■ Dataset items:
————

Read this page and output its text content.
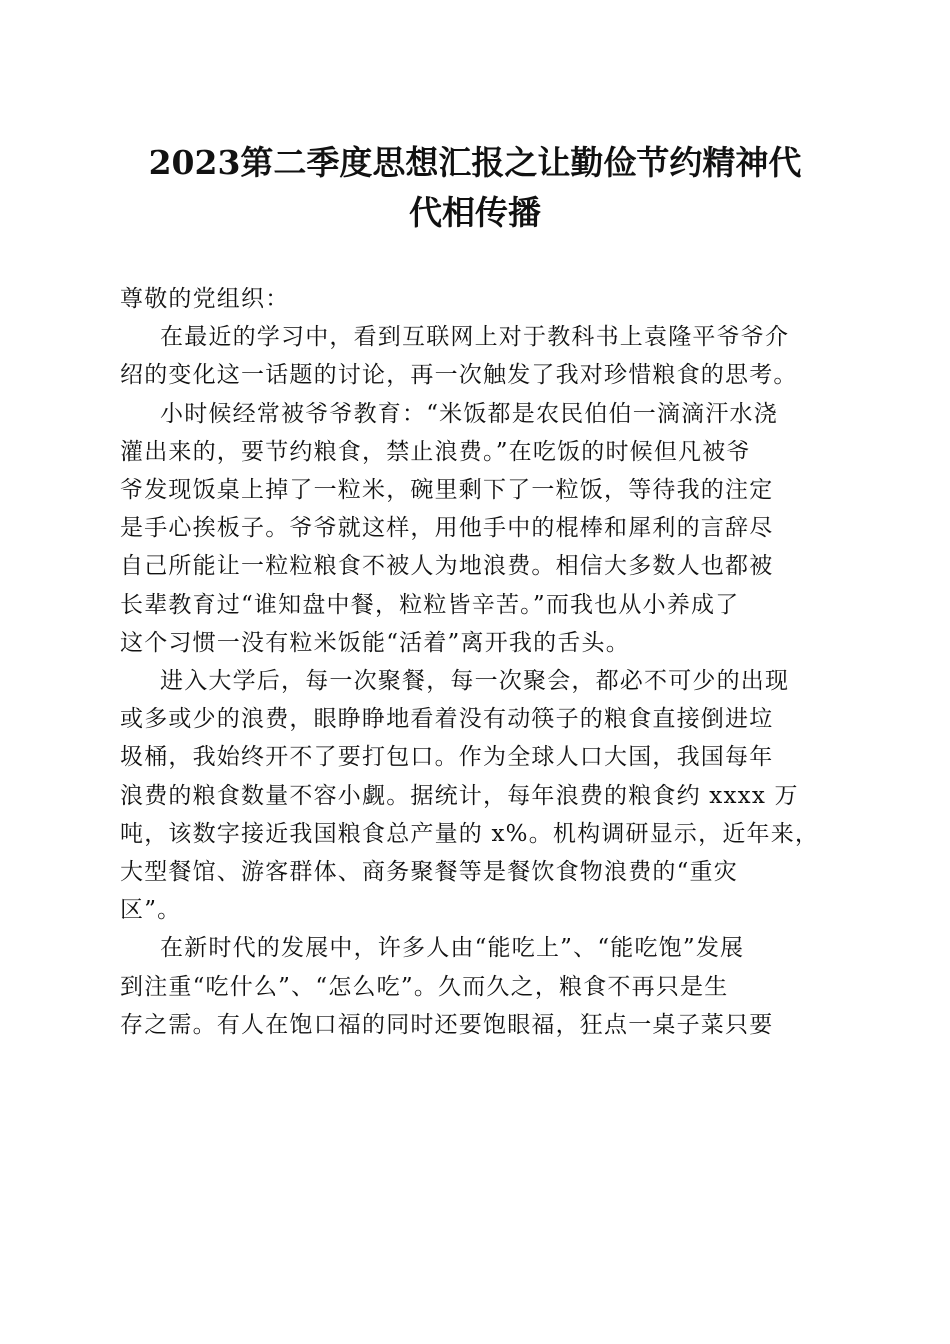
2023第二季度思想汇报之让勤俭节约精神代
代相传播

尊敬的党组织：

在最近的学习中，看到互联网上对于教科书上袁隆平爷爷介
绍的变化这一话题的讨论，再一次触发了我对珍惜粮食的思考。

小时候经常被爷爷教育：“米饭都是农民伯伯一滴滴汗水浇
灌出来的，要节约粮食，禁止浪费。”在吃饭的时候但凡被爷
爷发现饭桌上掉了一粒米，碗里剩下了一粒饭，等待我的注定
是手心挨板子。爷爷就这样，用他手中的棍棒和犀利的言辞尽
自己所能让一粒粒粮食不被人为地浪费。相信大多数人也都被
长辈教育过“谁知盘中餐，粒粒皆辛苦。”而我也从小养成了
这个习惯一没有粒米饭能“活着”离开我的舌头。

进入大学后，每一次聚餐，每一次聚会，都必不可少的出现
或多或少的浪费，眼睁睁地看着没有动筷子的粮食直接倒进垃
圾桶，我始终开不了要打包口。作为全球人口大国，我国每年
浪费的粮食数量不容小觑。据统计，每年浪费的粮食约 xxxx 万
吨，该数字接近我国粮食总产量的 x%。机构调研显示，近年来，
大型餐馆、游客群体、商务聚餐等是餐饮食物浪费的“重灾
区”。

在新时代的发展中，许多人由“能吃上”、“能吃饱”发展
到注重“吃什么”、“怎么吃”。久而久之，粮食不再只是生
存之需。有人在饱口福的同时还要饱眼福，狂点一桌子菜只要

————

■ What the task asks:
Transcribe all the records above word for word, without their images.

■ Solution for this problem:
Read this page and output its text content.
2023第二季度思想汇报之让勤俭节约精神代
代相传播

尊敬的党组织：

在最近的学习中，看到互联网上对于教科书上袁隆平爷爷介
绍的变化这一话题的讨论，再一次触发了我对珍惜粮食的思考。

小时候经常被爷爷教育：“米饭都是农民伯伯一滴滴汗水浇
灌出来的，要节约粮食，禁止浪费。”在吃饭的时候但凡被爷
爷发现饭桌上掉了一粒米，碗里剩下了一粒饭，等待我的注定
是手心挨板子。爷爷就这样，用他手中的棍棒和犀利的言辞尽
自己所能让一粒粒粮食不被人为地浪费。相信大多数人也都被
长辈教育过“谁知盘中餐，粒粒皆辛苦。”而我也从小养成了
这个习惯一没有粒米饭能“活着”离开我的舌头。

进入大学后，每一次聚餐，每一次聚会，都必不可少的出现
或多或少的浪费，眼睁睁地看着没有动筷子的粮食直接倒进垃
圾桶，我始终开不了要打包口。作为全球人口大国，我国每年
浪费的粮食数量不容小觑。据统计，每年浪费的粮食约 xxxx 万
吨，该数字接近我国粮食总产量的 x%。机构调研显示，近年来，
大型餐馆、游客群体、商务聚餐等是餐饮食物浪费的“重灾
区”。

在新时代的发展中，许多人由“能吃上”、“能吃饱”发展
到注重“吃什么”、“怎么吃”。久而久之，粮食不再只是生
存之需。有人在饱口福的同时还要饱眼福，狂点一桌子菜只要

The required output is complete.